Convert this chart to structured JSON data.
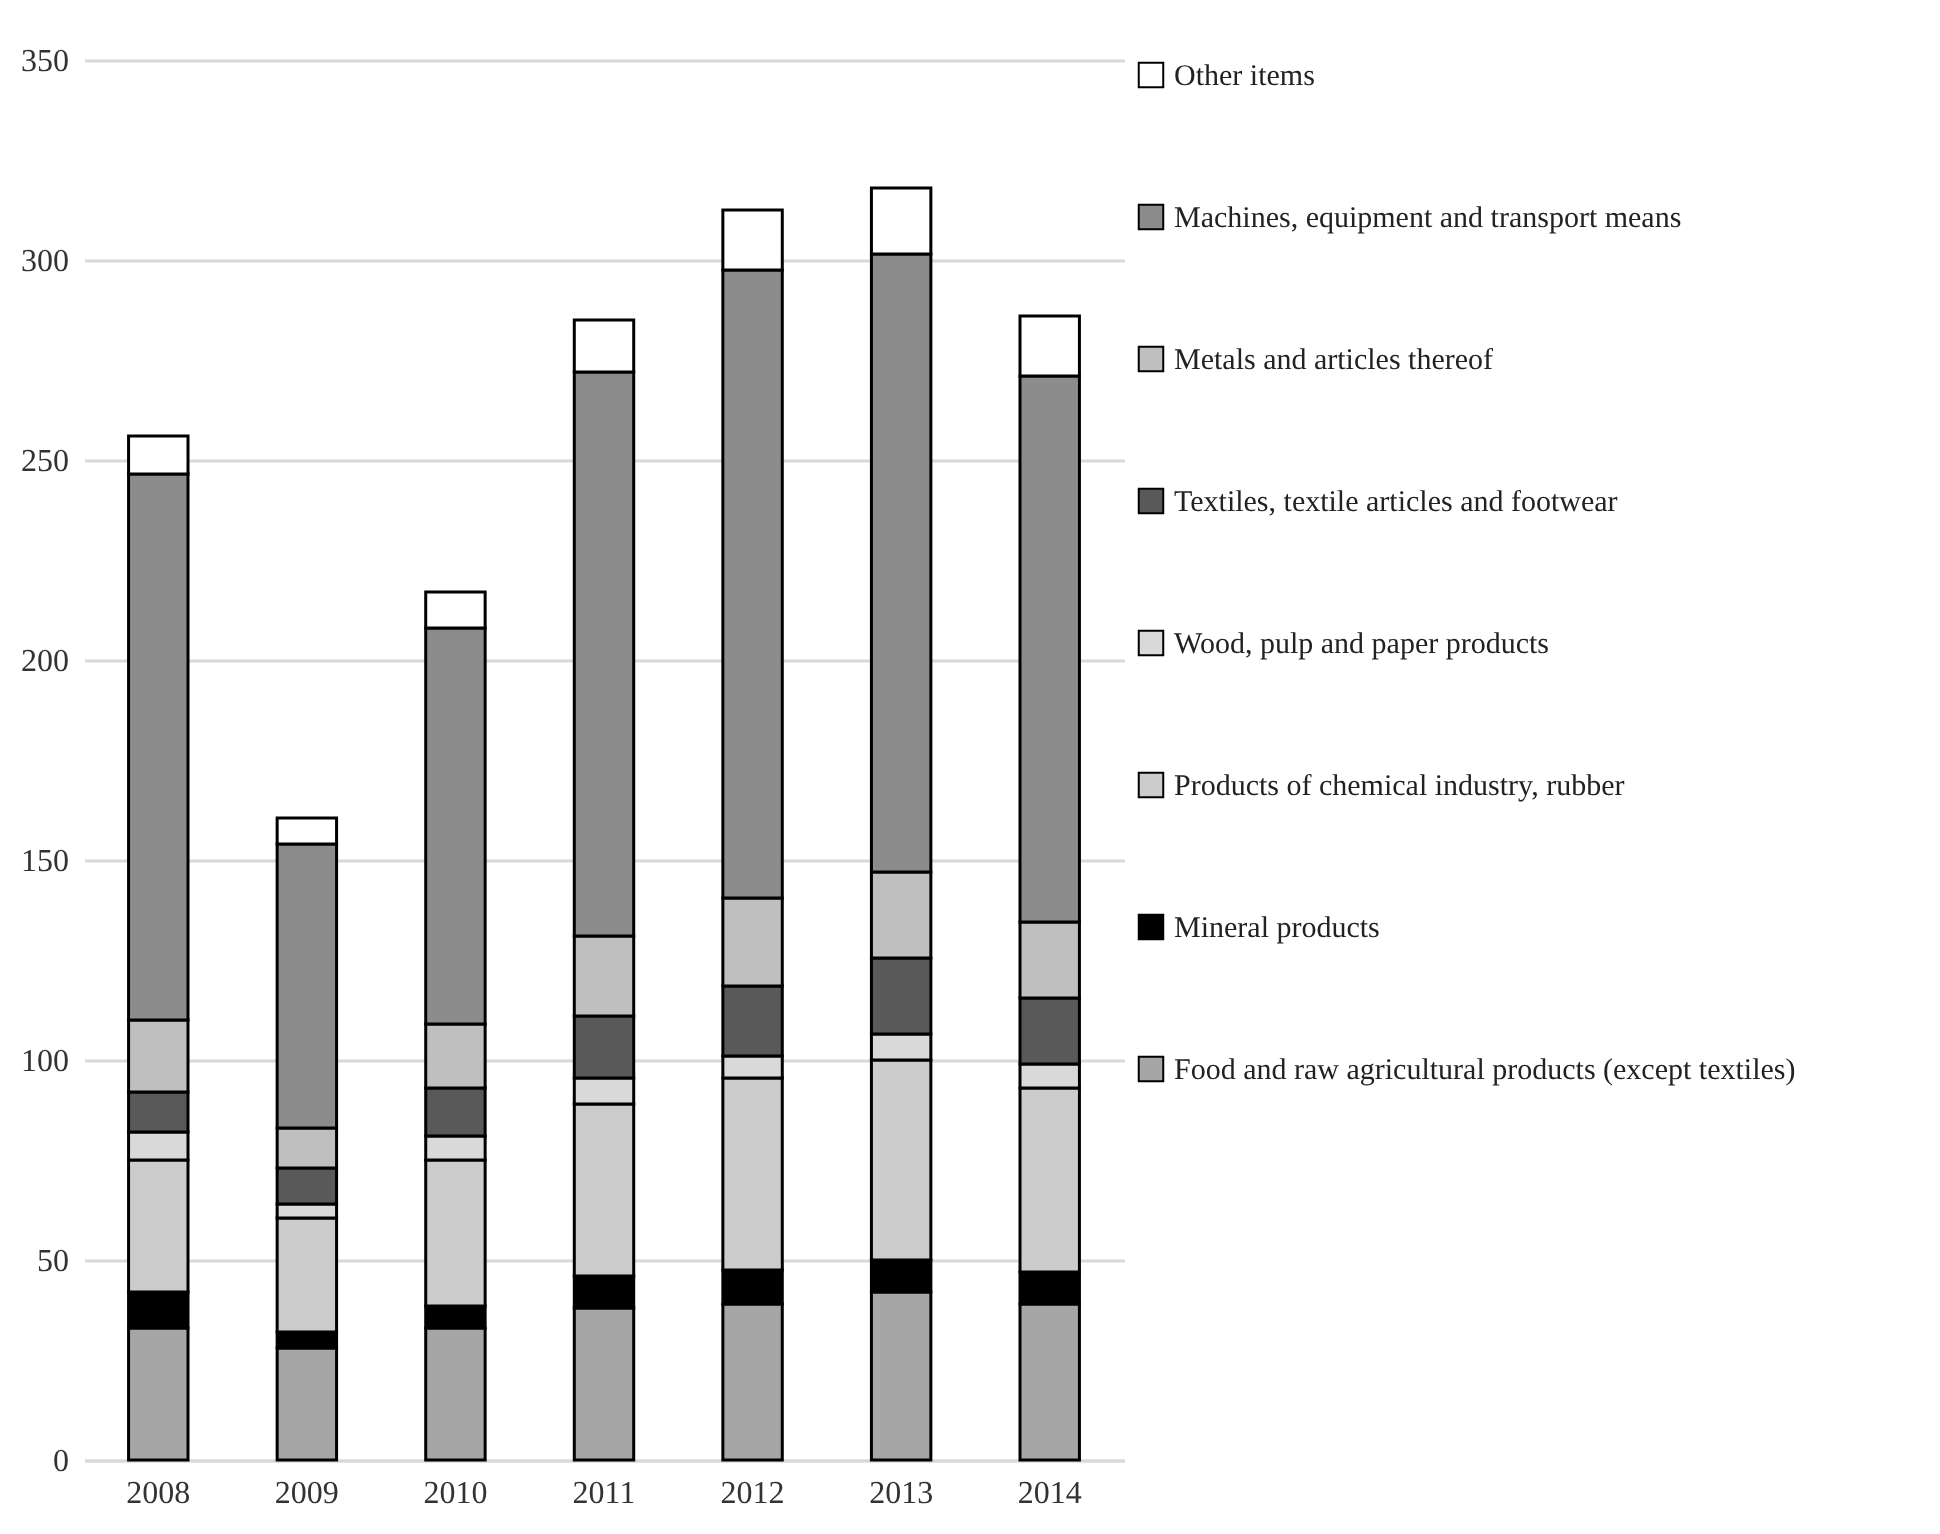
{
  "chart_data": {
    "type": "bar",
    "stacked": true,
    "categories": [
      "2008",
      "2009",
      "2010",
      "2011",
      "2012",
      "2013",
      "2014"
    ],
    "series": [
      {
        "name": "Food and raw agricultural products (except textiles)",
        "color": "#a6a6a6",
        "values": [
          33,
          28,
          33,
          38,
          39,
          42,
          39
        ]
      },
      {
        "name": "Mineral products",
        "color": "#000000",
        "values": [
          9,
          4,
          5.5,
          8,
          8.5,
          8,
          8
        ]
      },
      {
        "name": "Products of chemical industry, rubber",
        "color": "#cccccc",
        "values": [
          33,
          28.5,
          36.5,
          43,
          48,
          50,
          46
        ]
      },
      {
        "name": "Wood, pulp and paper products",
        "color": "#d9d9d9",
        "values": [
          7,
          3.5,
          6,
          6.5,
          5.5,
          6.5,
          6
        ]
      },
      {
        "name": "Textiles, textile articles and footwear",
        "color": "#595959",
        "values": [
          10,
          9,
          12,
          15.5,
          17.5,
          19,
          16.5
        ]
      },
      {
        "name": "Metals and articles thereof",
        "color": "#bfbfbf",
        "values": [
          18,
          10,
          16,
          20,
          22,
          21.5,
          19
        ]
      },
      {
        "name": "Machines, equipment and transport means",
        "color": "#8c8c8c",
        "values": [
          136.5,
          71,
          99,
          141,
          157,
          154.5,
          136.5
        ]
      },
      {
        "name": "Other items",
        "color": "#ffffff",
        "values": [
          9.5,
          6.5,
          9,
          13,
          15,
          16.5,
          15
        ]
      }
    ],
    "ylim": [
      0,
      350
    ],
    "yticks": [
      0,
      50,
      100,
      150,
      200,
      250,
      300,
      350
    ],
    "grid": "y",
    "legend": "right"
  }
}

____________

#### TASK
Return the listing above in full and without alteration, excluding its pictures.

#### OUTPUT FOR THIS TASK
Convert this chart to structured JSON data.
{
  "chart_data": {
    "type": "bar",
    "stacked": true,
    "categories": [
      "2008",
      "2009",
      "2010",
      "2011",
      "2012",
      "2013",
      "2014"
    ],
    "series": [
      {
        "name": "Food and raw agricultural products (except textiles)",
        "color": "#a6a6a6",
        "values": [
          33,
          28,
          33,
          38,
          39,
          42,
          39
        ]
      },
      {
        "name": "Mineral products",
        "color": "#000000",
        "values": [
          9,
          4,
          5.5,
          8,
          8.5,
          8,
          8
        ]
      },
      {
        "name": "Products of chemical industry, rubber",
        "color": "#cccccc",
        "values": [
          33,
          28.5,
          36.5,
          43,
          48,
          50,
          46
        ]
      },
      {
        "name": "Wood, pulp and paper products",
        "color": "#d9d9d9",
        "values": [
          7,
          3.5,
          6,
          6.5,
          5.5,
          6.5,
          6
        ]
      },
      {
        "name": "Textiles, textile articles and footwear",
        "color": "#595959",
        "values": [
          10,
          9,
          12,
          15.5,
          17.5,
          19,
          16.5
        ]
      },
      {
        "name": "Metals and articles thereof",
        "color": "#bfbfbf",
        "values": [
          18,
          10,
          16,
          20,
          22,
          21.5,
          19
        ]
      },
      {
        "name": "Machines, equipment and transport means",
        "color": "#8c8c8c",
        "values": [
          136.5,
          71,
          99,
          141,
          157,
          154.5,
          136.5
        ]
      },
      {
        "name": "Other items",
        "color": "#ffffff",
        "values": [
          9.5,
          6.5,
          9,
          13,
          15,
          16.5,
          15
        ]
      }
    ],
    "ylim": [
      0,
      350
    ],
    "yticks": [
      0,
      50,
      100,
      150,
      200,
      250,
      300,
      350
    ],
    "grid": "y",
    "legend": "right"
  }
}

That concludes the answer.